* [Objective] Please copy every line of the records below that holds the word "JSON".

Extracted material start

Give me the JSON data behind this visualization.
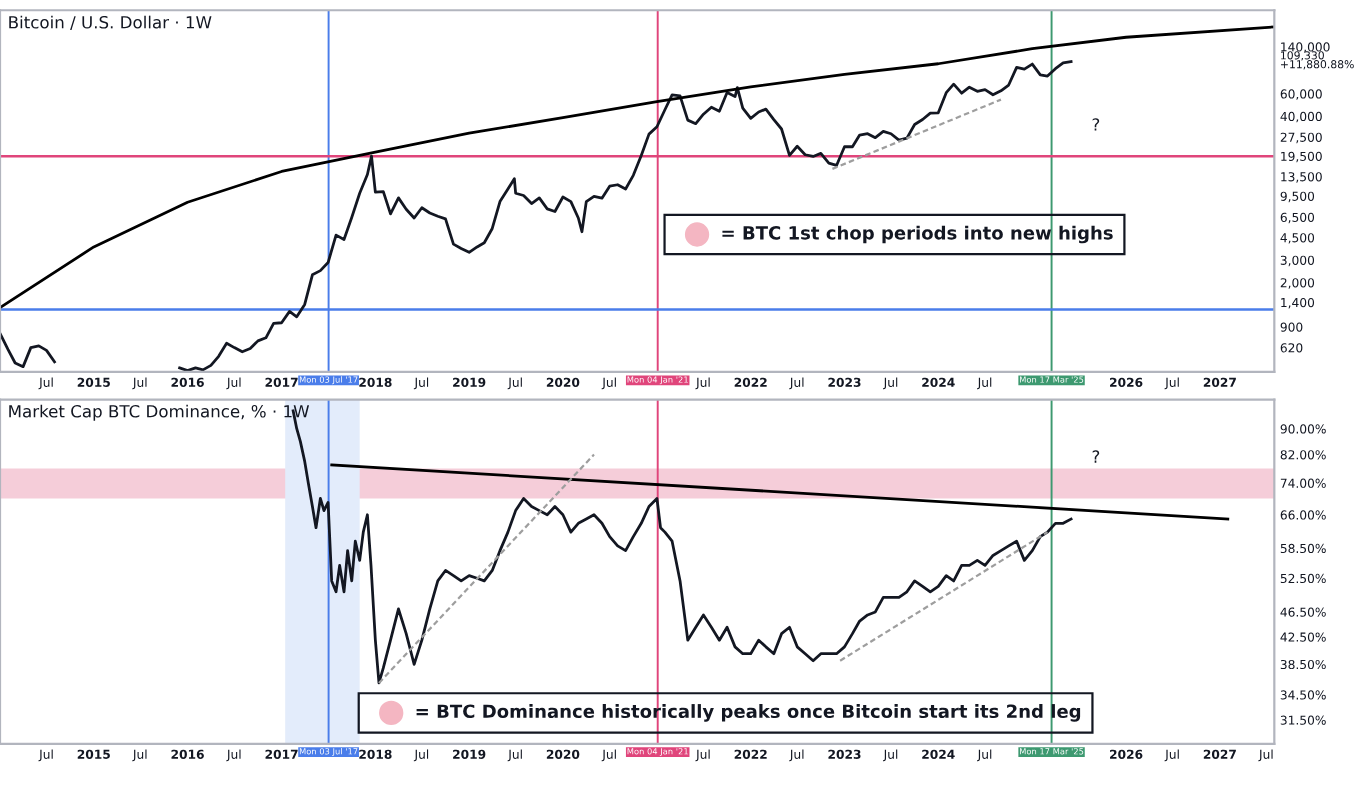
{
  "chart_data": [
    {
      "type": "line",
      "title": "Bitcoin / U.S. Dollar · 1W",
      "log": "y",
      "grid": false,
      "xlim": [
        "2014-01-01",
        "2027-08-01"
      ],
      "xticks": [
        {
          "value": "2014-07-01",
          "label": "Jul"
        },
        {
          "value": "2015-01-01",
          "label": "2015"
        },
        {
          "value": "2015-07-01",
          "label": "Jul"
        },
        {
          "value": "2016-01-01",
          "label": "2016"
        },
        {
          "value": "2016-07-01",
          "label": "Jul"
        },
        {
          "value": "2017-01-01",
          "label": "2017"
        },
        {
          "value": "2018-01-01",
          "label": "2018"
        },
        {
          "value": "2018-07-01",
          "label": "Jul"
        },
        {
          "value": "2019-01-01",
          "label": "2019"
        },
        {
          "value": "2019-07-01",
          "label": "Jul"
        },
        {
          "value": "2020-01-01",
          "label": "2020"
        },
        {
          "value": "2020-07-01",
          "label": "Jul"
        },
        {
          "value": "2021-07-01",
          "label": "Jul"
        },
        {
          "value": "2022-01-01",
          "label": "2022"
        },
        {
          "value": "2022-07-01",
          "label": "Jul"
        },
        {
          "value": "2023-01-01",
          "label": "2023"
        },
        {
          "value": "2023-07-01",
          "label": "Jul"
        },
        {
          "value": "2024-01-01",
          "label": "2024"
        },
        {
          "value": "2024-07-01",
          "label": "Jul"
        },
        {
          "value": "2026-01-01",
          "label": "2026"
        },
        {
          "value": "2026-07-01",
          "label": "Jul"
        },
        {
          "value": "2027-01-01",
          "label": "2027"
        }
      ],
      "ylim": [
        400,
        270000
      ],
      "yticks": [
        620,
        900,
        {
          "value": 1400,
          "label": "1,400"
        },
        {
          "value": 2000,
          "label": "2,000"
        },
        {
          "value": 3000,
          "label": "3,000"
        },
        {
          "value": 4500,
          "label": "4,500"
        },
        {
          "value": 6500,
          "label": "6,500"
        },
        {
          "value": 9500,
          "label": "9,500"
        },
        {
          "value": 13500,
          "label": "13,500"
        },
        {
          "value": 19500,
          "label": "19,500"
        },
        {
          "value": 27500,
          "label": "27,500"
        },
        {
          "value": 40000,
          "label": "40,000"
        },
        {
          "value": 60000,
          "label": "60,000"
        },
        {
          "value": 109330,
          "label": "109,330\n+11,880.88%"
        },
        {
          "value": 140000,
          "label": "140,000"
        }
      ],
      "series": [
        {
          "color": "#131722",
          "x": [
            "2014-01-01",
            "2014-02-01",
            "2014-03-01",
            "2014-04-01",
            "2014-05-01",
            "2014-06-01",
            "2014-07-01",
            "2014-08-01",
            "2014-09-01",
            "2014-10-01",
            "2014-11-01",
            "2014-12-01",
            "2015-01-01",
            "2015-02-01",
            "2015-03-01",
            "2015-04-01",
            "2015-05-01",
            "2015-06-01",
            "2015-07-01",
            "2015-08-01",
            "2015-09-01",
            "2015-10-01",
            "2015-11-01",
            "2015-12-01",
            "2016-01-01",
            "2016-02-01",
            "2016-03-01",
            "2016-04-01",
            "2016-05-01",
            "2016-06-01",
            "2016-07-01",
            "2016-08-01",
            "2016-09-01",
            "2016-10-01",
            "2016-11-01",
            "2016-12-01",
            "2017-01-01",
            "2017-02-01",
            "2017-03-01",
            "2017-04-01",
            "2017-05-01",
            "2017-06-01",
            "2017-07-01",
            "2017-08-01",
            "2017-09-01",
            "2017-10-01",
            "2017-11-01",
            "2017-12-01",
            "2017-12-17",
            "2018-01-01",
            "2018-02-01",
            "2018-03-01",
            "2018-04-01",
            "2018-05-01",
            "2018-06-01",
            "2018-07-01",
            "2018-08-01",
            "2018-09-01",
            "2018-10-01",
            "2018-11-01",
            "2018-12-01",
            "2019-01-01",
            "2019-02-01",
            "2019-03-01",
            "2019-04-01",
            "2019-05-01",
            "2019-06-01",
            "2019-06-26",
            "2019-07-01",
            "2019-08-01",
            "2019-09-01",
            "2019-10-01",
            "2019-11-01",
            "2019-12-01",
            "2020-01-01",
            "2020-02-01",
            "2020-03-01",
            "2020-03-15",
            "2020-04-01",
            "2020-05-01",
            "2020-06-01",
            "2020-07-01",
            "2020-08-01",
            "2020-09-01",
            "2020-10-01",
            "2020-11-01",
            "2020-12-01",
            "2021-01-01",
            "2021-02-01",
            "2021-03-01",
            "2021-04-01",
            "2021-05-01",
            "2021-06-01",
            "2021-07-01",
            "2021-08-01",
            "2021-09-01",
            "2021-10-01",
            "2021-11-01",
            "2021-11-10",
            "2021-12-01",
            "2022-01-01",
            "2022-02-01",
            "2022-03-01",
            "2022-04-01",
            "2022-05-01",
            "2022-06-01",
            "2022-07-01",
            "2022-08-01",
            "2022-09-01",
            "2022-10-01",
            "2022-11-01",
            "2022-12-01",
            "2023-01-01",
            "2023-02-01",
            "2023-03-01",
            "2023-04-01",
            "2023-05-01",
            "2023-06-01",
            "2023-07-01",
            "2023-08-01",
            "2023-09-01",
            "2023-10-01",
            "2023-11-01",
            "2023-12-01",
            "2024-01-01",
            "2024-02-01",
            "2024-03-01",
            "2024-04-01",
            "2024-05-01",
            "2024-06-01",
            "2024-07-01",
            "2024-08-01",
            "2024-09-01",
            "2024-10-01",
            "2024-11-01",
            "2024-12-01",
            "2025-01-01",
            "2025-02-01",
            "2025-03-01",
            "2025-04-01",
            "2025-05-01",
            "2025-06-01"
          ],
          "values": [
            800,
            600,
            470,
            440,
            620,
            640,
            590,
            480,
            null,
            null,
            null,
            null,
            null,
            null,
            null,
            null,
            null,
            null,
            null,
            null,
            null,
            null,
            null,
            430,
            410,
            430,
            415,
            450,
            530,
            670,
            620,
            575,
            610,
            700,
            740,
            960,
            970,
            1190,
            1080,
            1350,
            2300,
            2480,
            2870,
            4700,
            4340,
            6450,
            10000,
            14000,
            19500,
            10200,
            10300,
            6900,
            9200,
            7500,
            6400,
            7700,
            7000,
            6600,
            6300,
            4000,
            3700,
            3450,
            3800,
            4100,
            5300,
            8600,
            10800,
            13000,
            10000,
            9600,
            8300,
            9200,
            7550,
            7200,
            9350,
            8600,
            6400,
            5000,
            8600,
            9450,
            9150,
            11350,
            11650,
            10800,
            13800,
            19700,
            29000,
            33100,
            45000,
            58800,
            57700,
            37300,
            35000,
            41500,
            47100,
            43800,
            61300,
            57000,
            67000,
            46300,
            38500,
            43200,
            45500,
            37700,
            31800,
            19800,
            23300,
            20000,
            19400,
            20500,
            17200,
            16500,
            23100,
            23100,
            28500,
            29200,
            27200,
            30500,
            29200,
            26000,
            27000,
            34500,
            37700,
            42300,
            42600,
            61200,
            71300,
            60600,
            67500,
            62700,
            64600,
            58900,
            63300,
            70200,
            96400,
            93400,
            102400,
            84300,
            82500,
            94200,
            104600,
            107000
          ]
        },
        {
          "color": "#000000",
          "x": [
            "2014-01-01",
            "2015-01-01",
            "2016-01-01",
            "2017-01-01",
            "2018-01-01",
            "2019-01-01",
            "2020-01-01",
            "2021-01-01",
            "2022-01-01",
            "2023-01-01",
            "2024-01-01",
            "2025-01-01",
            "2026-01-01",
            "2027-08-01"
          ],
          "values": [
            1275,
            3800,
            8500,
            14800,
            21000,
            29500,
            39000,
            52000,
            68000,
            85000,
            103000,
            135000,
            166000,
            200000
          ]
        },
        {
          "color": "#9e9e9e",
          "line_style": "dashed",
          "x": [
            "2022-11-15",
            "2024-09-01"
          ],
          "values": [
            15500,
            54000
          ]
        }
      ],
      "ref_lines": [
        {
          "axis": "x",
          "value": "2017-07-03",
          "label": "Mon 03 Jul '17",
          "color": "#4a7dea"
        },
        {
          "axis": "x",
          "value": "2021-01-04",
          "label": "Mon 04 Jan '21",
          "color": "#e0457b"
        },
        {
          "axis": "x",
          "value": "2025-03-17",
          "label": "Mon 17 Mar '25",
          "color": "#3d9970"
        },
        {
          "axis": "y",
          "value": 19500,
          "color": "#e0457b"
        },
        {
          "axis": "y",
          "value": 1230,
          "color": "#4a7dea"
        }
      ],
      "annotations": [
        "= BTC 1st chop periods into new highs",
        "?"
      ]
    },
    {
      "type": "line",
      "title": "Market Cap BTC Dominance, % · 1W",
      "log": "y",
      "grid": false,
      "xlim": [
        "2014-01-01",
        "2027-08-01"
      ],
      "xticks": [
        {
          "value": "2014-07-01",
          "label": "Jul"
        },
        {
          "value": "2015-01-01",
          "label": "2015"
        },
        {
          "value": "2015-07-01",
          "label": "Jul"
        },
        {
          "value": "2016-01-01",
          "label": "2016"
        },
        {
          "value": "2016-07-01",
          "label": "Jul"
        },
        {
          "value": "2017-01-01",
          "label": "2017"
        },
        {
          "value": "2018-01-01",
          "label": "2018"
        },
        {
          "value": "2018-07-01",
          "label": "Jul"
        },
        {
          "value": "2019-01-01",
          "label": "2019"
        },
        {
          "value": "2019-07-01",
          "label": "Jul"
        },
        {
          "value": "2020-01-01",
          "label": "2020"
        },
        {
          "value": "2020-07-01",
          "label": "Jul"
        },
        {
          "value": "2021-07-01",
          "label": "Jul"
        },
        {
          "value": "2022-01-01",
          "label": "2022"
        },
        {
          "value": "2022-07-01",
          "label": "Jul"
        },
        {
          "value": "2023-01-01",
          "label": "2023"
        },
        {
          "value": "2023-07-01",
          "label": "Jul"
        },
        {
          "value": "2024-01-01",
          "label": "2024"
        },
        {
          "value": "2024-07-01",
          "label": "Jul"
        },
        {
          "value": "2026-01-01",
          "label": "2026"
        },
        {
          "value": "2026-07-01",
          "label": "Jul"
        },
        {
          "value": "2027-01-01",
          "label": "2027"
        },
        {
          "value": "2027-07-01",
          "label": "Jul"
        }
      ],
      "ylim": [
        28.9,
        100
      ],
      "yticks": [
        {
          "value": 31.5,
          "label": "31.50%"
        },
        {
          "value": 34.5,
          "label": "34.50%"
        },
        {
          "value": 38.5,
          "label": "38.50%"
        },
        {
          "value": 42.5,
          "label": "42.50%"
        },
        {
          "value": 46.5,
          "label": "46.50%"
        },
        {
          "value": 52.5,
          "label": "52.50%"
        },
        {
          "value": 58.5,
          "label": "58.50%"
        },
        {
          "value": 66,
          "label": "66.00%"
        },
        {
          "value": 74,
          "label": "74.00%"
        },
        {
          "value": 82,
          "label": "82.00%"
        },
        {
          "value": 90,
          "label": "90.00%"
        }
      ],
      "series": [
        {
          "color": "#131722",
          "x": [
            "2017-02-15",
            "2017-03-01",
            "2017-03-15",
            "2017-04-01",
            "2017-04-15",
            "2017-05-01",
            "2017-05-15",
            "2017-06-01",
            "2017-06-15",
            "2017-07-01",
            "2017-07-15",
            "2017-08-01",
            "2017-08-15",
            "2017-09-01",
            "2017-09-15",
            "2017-10-01",
            "2017-10-15",
            "2017-11-01",
            "2017-11-15",
            "2017-12-01",
            "2017-12-15",
            "2018-01-01",
            "2018-01-15",
            "2018-02-01",
            "2018-03-01",
            "2018-04-01",
            "2018-05-01",
            "2018-06-01",
            "2018-07-01",
            "2018-08-01",
            "2018-09-01",
            "2018-10-01",
            "2018-11-01",
            "2018-12-01",
            "2019-01-01",
            "2019-02-01",
            "2019-03-01",
            "2019-04-01",
            "2019-05-01",
            "2019-06-01",
            "2019-07-01",
            "2019-08-01",
            "2019-09-01",
            "2019-10-01",
            "2019-11-01",
            "2019-12-01",
            "2020-01-01",
            "2020-02-01",
            "2020-03-01",
            "2020-04-01",
            "2020-05-01",
            "2020-06-01",
            "2020-07-01",
            "2020-08-01",
            "2020-09-01",
            "2020-10-01",
            "2020-11-01",
            "2020-12-01",
            "2021-01-01",
            "2021-01-15",
            "2021-02-01",
            "2021-03-01",
            "2021-04-01",
            "2021-05-01",
            "2021-06-01",
            "2021-07-01",
            "2021-08-01",
            "2021-09-01",
            "2021-10-01",
            "2021-11-01",
            "2021-12-01",
            "2022-01-01",
            "2022-02-01",
            "2022-03-01",
            "2022-04-01",
            "2022-05-01",
            "2022-06-01",
            "2022-07-01",
            "2022-08-01",
            "2022-09-01",
            "2022-10-01",
            "2022-11-01",
            "2022-12-01",
            "2023-01-01",
            "2023-02-01",
            "2023-03-01",
            "2023-04-01",
            "2023-05-01",
            "2023-06-01",
            "2023-07-01",
            "2023-08-01",
            "2023-09-01",
            "2023-10-01",
            "2023-11-01",
            "2023-12-01",
            "2024-01-01",
            "2024-02-01",
            "2024-03-01",
            "2024-04-01",
            "2024-05-01",
            "2024-06-01",
            "2024-07-01",
            "2024-08-01",
            "2024-09-01",
            "2024-10-01",
            "2024-11-01",
            "2024-12-01",
            "2025-01-01",
            "2025-02-01",
            "2025-03-01",
            "2025-04-01",
            "2025-05-01",
            "2025-06-01"
          ],
          "values": [
            96,
            90,
            86,
            80,
            74,
            68,
            63,
            70,
            67,
            69,
            52,
            50,
            55,
            50,
            58,
            52,
            60,
            56,
            62,
            66,
            55,
            42,
            36,
            38,
            42,
            47,
            43,
            38.5,
            42,
            47,
            52,
            54,
            53,
            52,
            53,
            52.5,
            52,
            54,
            58,
            62,
            67,
            70,
            68,
            67,
            66,
            68,
            66,
            62,
            64,
            65,
            66,
            64,
            61,
            59,
            58,
            61,
            64,
            68,
            70,
            63,
            62,
            60,
            52,
            42,
            44,
            46,
            44,
            42,
            44,
            41,
            40,
            40,
            42,
            41,
            40,
            43,
            44,
            41,
            40,
            39,
            40,
            40,
            40,
            41,
            43,
            45,
            46,
            46.5,
            49,
            49,
            49,
            50,
            52,
            51,
            50,
            51,
            53,
            52,
            55,
            55,
            56,
            55,
            57,
            58,
            59,
            60,
            56,
            58,
            61,
            62,
            64,
            64,
            65
          ]
        },
        {
          "color": "#000000",
          "x": [
            "2017-07-15",
            "2027-02-01"
          ],
          "values": [
            79,
            65
          ]
        },
        {
          "color": "#9e9e9e",
          "line_style": "dashed",
          "x": [
            "2018-01-15",
            "2020-05-01"
          ],
          "values": [
            36,
            82
          ]
        },
        {
          "color": "#9e9e9e",
          "line_style": "dashed",
          "x": [
            "2022-12-15",
            "2025-03-01"
          ],
          "values": [
            39,
            62
          ]
        }
      ],
      "ref_lines": [
        {
          "axis": "x",
          "value": "2017-07-03",
          "label": "Mon 03 Jul '17",
          "color": "#4a7dea"
        },
        {
          "axis": "x",
          "value": "2021-01-04",
          "label": "Mon 04 Jan '21",
          "color": "#e0457b"
        },
        {
          "axis": "x",
          "value": "2025-03-17",
          "label": "Mon 17 Mar '25",
          "color": "#3d9970"
        }
      ],
      "bands": [
        {
          "axis": "y",
          "from": 70,
          "to": 78,
          "color": "#f5cdd9"
        },
        {
          "axis": "x",
          "from": "2017-01-15",
          "to": "2017-11-01",
          "color": "#e3ecfb"
        }
      ],
      "annotations": [
        "= BTC Dominance historically peaks once Bitcoin start its 2nd leg",
        "?"
      ]
    }
  ]
}
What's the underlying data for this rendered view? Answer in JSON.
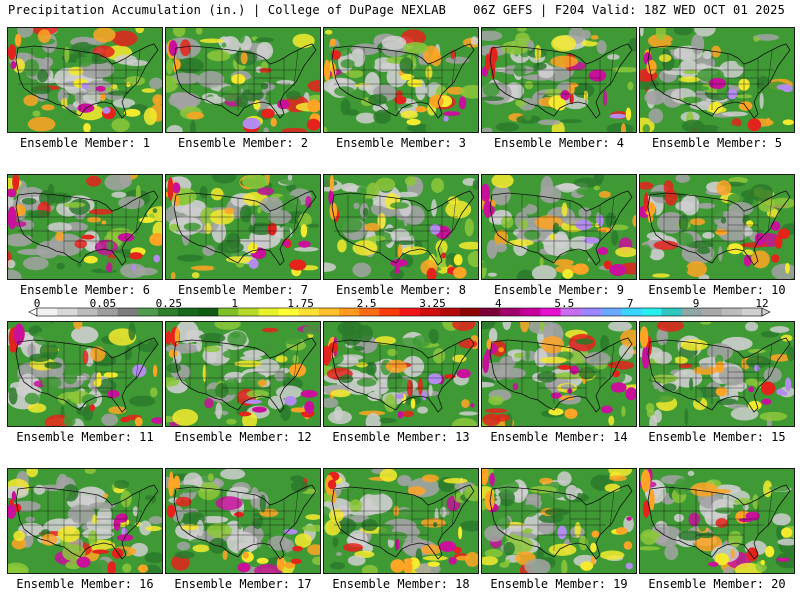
{
  "header": {
    "left": "Precipitation Accumulation (in.) | College of DuPage NEXLAB",
    "right": "06Z GEFS | F204 Valid: 18Z WED OCT 01 2025"
  },
  "members": [
    {
      "label": "Ensemble Member: 1"
    },
    {
      "label": "Ensemble Member: 2"
    },
    {
      "label": "Ensemble Member: 3"
    },
    {
      "label": "Ensemble Member: 4"
    },
    {
      "label": "Ensemble Member: 5"
    },
    {
      "label": "Ensemble Member: 6"
    },
    {
      "label": "Ensemble Member: 7"
    },
    {
      "label": "Ensemble Member: 8"
    },
    {
      "label": "Ensemble Member: 9"
    },
    {
      "label": "Ensemble Member: 10"
    },
    {
      "label": "Ensemble Member: 11"
    },
    {
      "label": "Ensemble Member: 12"
    },
    {
      "label": "Ensemble Member: 13"
    },
    {
      "label": "Ensemble Member: 14"
    },
    {
      "label": "Ensemble Member: 15"
    },
    {
      "label": "Ensemble Member: 16"
    },
    {
      "label": "Ensemble Member: 17"
    },
    {
      "label": "Ensemble Member: 18"
    },
    {
      "label": "Ensemble Member: 19"
    },
    {
      "label": "Ensemble Member: 20"
    }
  ],
  "colorbar": {
    "ticks": [
      "0",
      "0.05",
      "0.25",
      "1",
      "1.75",
      "2.5",
      "3.25",
      "4",
      "5.5",
      "7",
      "9",
      "12"
    ],
    "colors": [
      "#f2f2f2",
      "#d8d8d8",
      "#bdbdbd",
      "#9e9e9e",
      "#7d7d7d",
      "#4f9a4f",
      "#2f7d2f",
      "#16681a",
      "#0f5a14",
      "#7fbf2a",
      "#b6d92a",
      "#e7f32a",
      "#ffff33",
      "#ffe033",
      "#ffc02a",
      "#ff9a1f",
      "#ff6a14",
      "#ff3a0a",
      "#f01414",
      "#d20f0f",
      "#b40a0a",
      "#8c0505",
      "#7a0038",
      "#a00068",
      "#c8009a",
      "#e80ed0",
      "#c86cf0",
      "#9a86ff",
      "#6aa8ff",
      "#3ad2ff",
      "#24f0f0",
      "#2fc8c0",
      "#8ea8a8",
      "#a8a8a8",
      "#bcbcbc",
      "#d0d0d0"
    ]
  },
  "map_palette": {
    "light_gray": "#cfcfcf",
    "gray": "#a3a3a3",
    "dark_green": "#2c7a2c",
    "green": "#3f9a35",
    "light_green": "#8cc83a",
    "yellow": "#f4ea2e",
    "orange": "#ffa424",
    "red": "#e4231c",
    "magenta": "#c8109a",
    "lilac": "#b48cf0",
    "cyan": "#3fd6f0",
    "outline": "#111111"
  }
}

Extracted material end

* [Exercise solution]
Give me the JSON data behind this visualization.
What's the underlying data for this rendered view? Answer in JSON.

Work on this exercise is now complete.